Read the records below. Copy each line where the string "region" occurs.

### [Figure dataset records]
* BEGIN *
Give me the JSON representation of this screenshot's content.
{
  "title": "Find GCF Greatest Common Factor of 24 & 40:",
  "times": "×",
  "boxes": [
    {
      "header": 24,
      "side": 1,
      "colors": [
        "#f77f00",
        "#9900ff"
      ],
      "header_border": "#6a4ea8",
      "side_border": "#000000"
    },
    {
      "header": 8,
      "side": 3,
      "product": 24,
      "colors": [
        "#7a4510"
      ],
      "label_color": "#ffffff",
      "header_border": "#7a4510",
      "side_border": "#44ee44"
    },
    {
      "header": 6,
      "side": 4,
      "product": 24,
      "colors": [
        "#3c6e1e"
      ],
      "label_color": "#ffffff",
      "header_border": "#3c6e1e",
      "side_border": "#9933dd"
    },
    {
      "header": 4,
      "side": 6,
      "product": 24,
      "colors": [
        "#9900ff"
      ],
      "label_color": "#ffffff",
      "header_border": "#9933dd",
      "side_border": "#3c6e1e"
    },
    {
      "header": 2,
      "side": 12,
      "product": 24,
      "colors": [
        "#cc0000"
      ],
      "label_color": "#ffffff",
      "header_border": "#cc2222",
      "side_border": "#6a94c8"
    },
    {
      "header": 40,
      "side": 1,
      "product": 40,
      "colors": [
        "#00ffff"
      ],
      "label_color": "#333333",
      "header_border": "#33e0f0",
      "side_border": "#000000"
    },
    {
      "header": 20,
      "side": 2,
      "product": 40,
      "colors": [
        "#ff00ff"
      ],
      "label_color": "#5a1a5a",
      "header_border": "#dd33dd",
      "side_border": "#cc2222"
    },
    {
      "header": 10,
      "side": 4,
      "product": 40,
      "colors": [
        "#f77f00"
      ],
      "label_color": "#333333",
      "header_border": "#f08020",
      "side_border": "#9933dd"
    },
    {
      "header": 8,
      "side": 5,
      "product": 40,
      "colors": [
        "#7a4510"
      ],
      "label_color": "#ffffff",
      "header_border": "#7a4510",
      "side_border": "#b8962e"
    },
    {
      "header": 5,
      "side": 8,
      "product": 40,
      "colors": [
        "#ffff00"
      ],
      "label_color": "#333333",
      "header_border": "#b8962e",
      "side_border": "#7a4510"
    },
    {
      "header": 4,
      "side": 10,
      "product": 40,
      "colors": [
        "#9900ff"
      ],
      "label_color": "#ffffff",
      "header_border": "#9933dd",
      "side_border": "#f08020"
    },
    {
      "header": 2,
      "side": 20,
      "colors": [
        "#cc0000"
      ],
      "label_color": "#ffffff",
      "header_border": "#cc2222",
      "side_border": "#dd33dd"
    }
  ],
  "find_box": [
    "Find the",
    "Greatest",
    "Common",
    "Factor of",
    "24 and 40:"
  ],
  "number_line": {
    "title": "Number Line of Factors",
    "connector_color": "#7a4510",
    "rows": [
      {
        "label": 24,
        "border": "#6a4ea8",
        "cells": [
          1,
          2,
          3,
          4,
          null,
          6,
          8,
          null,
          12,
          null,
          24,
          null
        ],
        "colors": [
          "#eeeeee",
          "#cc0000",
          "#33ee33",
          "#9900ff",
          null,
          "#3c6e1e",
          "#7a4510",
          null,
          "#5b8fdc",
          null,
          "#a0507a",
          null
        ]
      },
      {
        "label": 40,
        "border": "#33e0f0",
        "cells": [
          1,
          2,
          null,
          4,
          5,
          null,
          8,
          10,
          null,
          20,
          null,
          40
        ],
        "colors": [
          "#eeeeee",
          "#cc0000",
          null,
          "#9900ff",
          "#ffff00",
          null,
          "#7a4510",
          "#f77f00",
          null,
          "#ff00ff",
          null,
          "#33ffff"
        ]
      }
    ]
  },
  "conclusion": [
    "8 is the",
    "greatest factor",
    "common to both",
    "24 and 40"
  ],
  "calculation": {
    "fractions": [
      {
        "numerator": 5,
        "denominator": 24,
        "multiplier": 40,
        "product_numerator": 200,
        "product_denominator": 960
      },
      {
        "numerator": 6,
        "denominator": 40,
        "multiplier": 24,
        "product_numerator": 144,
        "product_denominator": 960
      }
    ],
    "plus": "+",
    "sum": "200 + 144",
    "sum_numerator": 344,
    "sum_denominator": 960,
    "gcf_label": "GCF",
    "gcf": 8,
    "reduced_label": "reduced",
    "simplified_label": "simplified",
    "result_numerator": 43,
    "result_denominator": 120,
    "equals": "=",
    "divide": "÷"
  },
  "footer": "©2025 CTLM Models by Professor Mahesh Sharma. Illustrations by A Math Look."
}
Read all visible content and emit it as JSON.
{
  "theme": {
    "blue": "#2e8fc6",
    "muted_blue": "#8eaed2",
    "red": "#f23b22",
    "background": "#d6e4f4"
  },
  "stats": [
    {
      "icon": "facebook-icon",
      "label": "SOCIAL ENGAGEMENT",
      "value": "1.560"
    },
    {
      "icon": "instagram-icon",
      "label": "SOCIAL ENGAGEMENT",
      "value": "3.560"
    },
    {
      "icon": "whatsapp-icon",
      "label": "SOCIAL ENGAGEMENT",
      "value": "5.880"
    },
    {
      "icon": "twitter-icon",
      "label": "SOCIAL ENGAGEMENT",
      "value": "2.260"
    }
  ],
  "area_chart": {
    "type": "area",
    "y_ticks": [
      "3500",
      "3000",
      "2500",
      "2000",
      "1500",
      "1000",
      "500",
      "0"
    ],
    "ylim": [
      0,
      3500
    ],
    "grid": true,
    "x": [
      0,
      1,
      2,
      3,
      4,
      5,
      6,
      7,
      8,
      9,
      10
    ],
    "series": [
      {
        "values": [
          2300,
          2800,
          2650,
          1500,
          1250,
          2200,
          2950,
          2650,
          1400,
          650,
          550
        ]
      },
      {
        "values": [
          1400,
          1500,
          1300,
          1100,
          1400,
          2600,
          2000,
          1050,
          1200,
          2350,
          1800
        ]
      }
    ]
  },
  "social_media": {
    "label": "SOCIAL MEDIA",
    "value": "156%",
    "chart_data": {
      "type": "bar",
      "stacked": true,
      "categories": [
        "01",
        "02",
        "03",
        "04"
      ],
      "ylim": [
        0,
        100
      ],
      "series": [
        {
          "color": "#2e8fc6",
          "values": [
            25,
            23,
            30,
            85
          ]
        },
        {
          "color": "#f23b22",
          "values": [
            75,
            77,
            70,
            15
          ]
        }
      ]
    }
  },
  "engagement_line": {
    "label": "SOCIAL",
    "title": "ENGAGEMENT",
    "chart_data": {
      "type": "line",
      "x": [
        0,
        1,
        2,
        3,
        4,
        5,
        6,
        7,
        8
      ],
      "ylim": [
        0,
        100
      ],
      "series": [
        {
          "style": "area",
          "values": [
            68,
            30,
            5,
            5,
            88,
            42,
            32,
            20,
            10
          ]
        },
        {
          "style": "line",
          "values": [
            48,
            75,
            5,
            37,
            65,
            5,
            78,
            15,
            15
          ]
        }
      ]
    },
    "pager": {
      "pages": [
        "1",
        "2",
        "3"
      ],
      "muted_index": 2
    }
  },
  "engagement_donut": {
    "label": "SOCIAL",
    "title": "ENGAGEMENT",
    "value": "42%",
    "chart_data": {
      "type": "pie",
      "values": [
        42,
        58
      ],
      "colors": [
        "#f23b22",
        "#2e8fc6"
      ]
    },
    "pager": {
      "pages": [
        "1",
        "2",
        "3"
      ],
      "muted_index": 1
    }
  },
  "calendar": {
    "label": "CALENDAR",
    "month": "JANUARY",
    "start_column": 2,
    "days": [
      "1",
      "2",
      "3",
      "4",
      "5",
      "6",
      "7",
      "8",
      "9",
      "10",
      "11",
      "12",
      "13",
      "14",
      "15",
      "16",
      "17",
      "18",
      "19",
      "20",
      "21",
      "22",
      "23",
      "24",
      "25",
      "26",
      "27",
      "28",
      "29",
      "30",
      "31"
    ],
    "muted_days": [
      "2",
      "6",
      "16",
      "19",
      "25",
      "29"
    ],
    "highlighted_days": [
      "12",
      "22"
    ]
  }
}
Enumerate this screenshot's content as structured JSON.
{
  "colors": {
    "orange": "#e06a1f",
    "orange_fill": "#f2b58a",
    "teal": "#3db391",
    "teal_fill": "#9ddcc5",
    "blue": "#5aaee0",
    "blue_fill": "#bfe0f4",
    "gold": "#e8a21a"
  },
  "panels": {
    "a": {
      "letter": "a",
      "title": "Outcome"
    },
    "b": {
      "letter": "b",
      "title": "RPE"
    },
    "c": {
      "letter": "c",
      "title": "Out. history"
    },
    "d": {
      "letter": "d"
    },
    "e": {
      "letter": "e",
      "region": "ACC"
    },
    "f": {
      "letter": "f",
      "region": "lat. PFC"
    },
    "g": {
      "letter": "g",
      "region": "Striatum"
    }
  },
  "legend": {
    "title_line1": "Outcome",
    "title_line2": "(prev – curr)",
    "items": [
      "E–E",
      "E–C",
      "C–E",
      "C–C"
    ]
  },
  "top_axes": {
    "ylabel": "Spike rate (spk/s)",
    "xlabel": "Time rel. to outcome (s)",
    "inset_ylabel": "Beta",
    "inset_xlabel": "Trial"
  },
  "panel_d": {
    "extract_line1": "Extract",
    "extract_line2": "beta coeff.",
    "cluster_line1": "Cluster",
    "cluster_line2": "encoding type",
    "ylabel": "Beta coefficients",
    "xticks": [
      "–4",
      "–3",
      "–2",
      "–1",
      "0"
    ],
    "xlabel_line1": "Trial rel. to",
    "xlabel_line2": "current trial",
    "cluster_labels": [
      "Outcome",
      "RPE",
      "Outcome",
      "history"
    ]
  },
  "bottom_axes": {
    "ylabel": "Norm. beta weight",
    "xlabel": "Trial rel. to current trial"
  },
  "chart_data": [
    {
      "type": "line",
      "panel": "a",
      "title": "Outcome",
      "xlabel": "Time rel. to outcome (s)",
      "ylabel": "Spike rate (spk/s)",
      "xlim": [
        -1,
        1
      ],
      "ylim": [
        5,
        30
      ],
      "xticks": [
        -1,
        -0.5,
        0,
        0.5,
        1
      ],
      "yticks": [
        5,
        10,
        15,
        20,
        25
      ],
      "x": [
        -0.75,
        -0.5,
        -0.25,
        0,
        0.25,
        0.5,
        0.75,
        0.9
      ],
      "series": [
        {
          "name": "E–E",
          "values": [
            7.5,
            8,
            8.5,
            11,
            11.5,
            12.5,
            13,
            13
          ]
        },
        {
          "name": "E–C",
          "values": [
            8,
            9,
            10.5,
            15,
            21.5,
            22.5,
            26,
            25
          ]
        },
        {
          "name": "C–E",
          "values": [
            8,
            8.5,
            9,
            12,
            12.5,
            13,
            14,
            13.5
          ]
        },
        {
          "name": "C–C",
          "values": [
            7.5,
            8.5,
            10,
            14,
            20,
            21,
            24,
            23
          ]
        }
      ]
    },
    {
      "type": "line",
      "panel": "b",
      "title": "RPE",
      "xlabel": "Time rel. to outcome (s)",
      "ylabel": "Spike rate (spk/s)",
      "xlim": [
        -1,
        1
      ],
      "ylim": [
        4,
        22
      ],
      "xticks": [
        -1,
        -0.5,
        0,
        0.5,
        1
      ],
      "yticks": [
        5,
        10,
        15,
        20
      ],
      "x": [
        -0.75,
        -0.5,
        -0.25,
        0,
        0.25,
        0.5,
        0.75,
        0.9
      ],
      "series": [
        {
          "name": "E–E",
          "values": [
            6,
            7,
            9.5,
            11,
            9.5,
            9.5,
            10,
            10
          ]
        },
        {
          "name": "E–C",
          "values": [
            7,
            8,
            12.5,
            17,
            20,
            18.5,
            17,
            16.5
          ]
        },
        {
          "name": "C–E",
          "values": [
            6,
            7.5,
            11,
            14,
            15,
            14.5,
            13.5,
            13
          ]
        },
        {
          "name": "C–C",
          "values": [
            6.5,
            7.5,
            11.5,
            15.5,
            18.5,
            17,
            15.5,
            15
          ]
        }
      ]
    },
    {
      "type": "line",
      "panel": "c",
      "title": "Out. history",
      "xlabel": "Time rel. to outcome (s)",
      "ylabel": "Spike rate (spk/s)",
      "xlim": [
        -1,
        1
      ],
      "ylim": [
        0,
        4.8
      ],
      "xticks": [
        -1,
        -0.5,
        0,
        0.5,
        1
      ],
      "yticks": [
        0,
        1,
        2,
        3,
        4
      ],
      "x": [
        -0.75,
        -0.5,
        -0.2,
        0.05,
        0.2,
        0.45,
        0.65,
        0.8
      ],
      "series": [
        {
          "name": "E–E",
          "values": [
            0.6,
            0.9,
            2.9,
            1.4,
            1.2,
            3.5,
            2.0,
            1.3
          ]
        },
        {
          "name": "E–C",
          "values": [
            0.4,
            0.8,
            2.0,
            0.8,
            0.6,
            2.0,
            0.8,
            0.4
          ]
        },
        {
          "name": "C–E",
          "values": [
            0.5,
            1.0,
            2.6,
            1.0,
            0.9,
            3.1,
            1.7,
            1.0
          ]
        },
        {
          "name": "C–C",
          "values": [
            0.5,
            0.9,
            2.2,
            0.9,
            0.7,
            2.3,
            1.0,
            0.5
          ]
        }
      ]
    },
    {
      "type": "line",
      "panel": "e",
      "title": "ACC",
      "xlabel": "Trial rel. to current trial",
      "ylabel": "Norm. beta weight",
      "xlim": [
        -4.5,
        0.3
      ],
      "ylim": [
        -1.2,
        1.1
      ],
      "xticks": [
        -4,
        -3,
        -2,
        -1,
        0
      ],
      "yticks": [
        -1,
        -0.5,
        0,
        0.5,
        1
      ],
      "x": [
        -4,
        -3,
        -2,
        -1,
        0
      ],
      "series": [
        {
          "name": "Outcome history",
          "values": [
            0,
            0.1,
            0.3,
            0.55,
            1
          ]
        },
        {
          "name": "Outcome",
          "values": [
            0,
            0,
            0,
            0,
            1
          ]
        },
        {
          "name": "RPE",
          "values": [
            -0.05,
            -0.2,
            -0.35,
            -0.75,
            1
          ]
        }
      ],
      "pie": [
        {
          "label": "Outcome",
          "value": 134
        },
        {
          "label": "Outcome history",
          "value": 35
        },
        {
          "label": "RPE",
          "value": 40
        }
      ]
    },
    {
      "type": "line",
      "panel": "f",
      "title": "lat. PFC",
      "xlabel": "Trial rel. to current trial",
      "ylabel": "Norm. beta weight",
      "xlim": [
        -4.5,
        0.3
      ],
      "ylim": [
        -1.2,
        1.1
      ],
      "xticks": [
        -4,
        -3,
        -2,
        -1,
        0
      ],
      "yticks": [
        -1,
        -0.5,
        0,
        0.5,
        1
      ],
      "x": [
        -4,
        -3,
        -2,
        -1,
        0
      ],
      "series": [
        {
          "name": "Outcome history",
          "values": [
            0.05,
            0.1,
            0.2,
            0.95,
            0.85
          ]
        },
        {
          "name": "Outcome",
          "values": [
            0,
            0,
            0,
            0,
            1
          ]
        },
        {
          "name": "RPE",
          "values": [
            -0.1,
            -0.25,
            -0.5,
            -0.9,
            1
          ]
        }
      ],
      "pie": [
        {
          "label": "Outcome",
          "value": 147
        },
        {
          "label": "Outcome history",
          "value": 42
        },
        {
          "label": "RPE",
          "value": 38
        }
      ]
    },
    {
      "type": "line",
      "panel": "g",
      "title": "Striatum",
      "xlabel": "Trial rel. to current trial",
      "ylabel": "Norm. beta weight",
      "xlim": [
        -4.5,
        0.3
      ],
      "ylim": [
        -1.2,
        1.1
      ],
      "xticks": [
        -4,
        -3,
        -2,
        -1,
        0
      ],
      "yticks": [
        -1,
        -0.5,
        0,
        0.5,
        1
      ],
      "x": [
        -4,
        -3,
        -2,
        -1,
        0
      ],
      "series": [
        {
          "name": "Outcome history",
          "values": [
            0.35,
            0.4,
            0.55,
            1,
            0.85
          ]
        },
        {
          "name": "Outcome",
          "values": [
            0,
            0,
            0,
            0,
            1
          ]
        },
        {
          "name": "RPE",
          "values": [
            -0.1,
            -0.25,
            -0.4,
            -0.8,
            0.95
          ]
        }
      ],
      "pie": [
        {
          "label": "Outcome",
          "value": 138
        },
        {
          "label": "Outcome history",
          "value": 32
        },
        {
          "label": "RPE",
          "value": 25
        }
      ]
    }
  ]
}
* END *
### [Complete output]
      "region": "ACC"
      "region": "lat. PFC"
      "region": "Striatum"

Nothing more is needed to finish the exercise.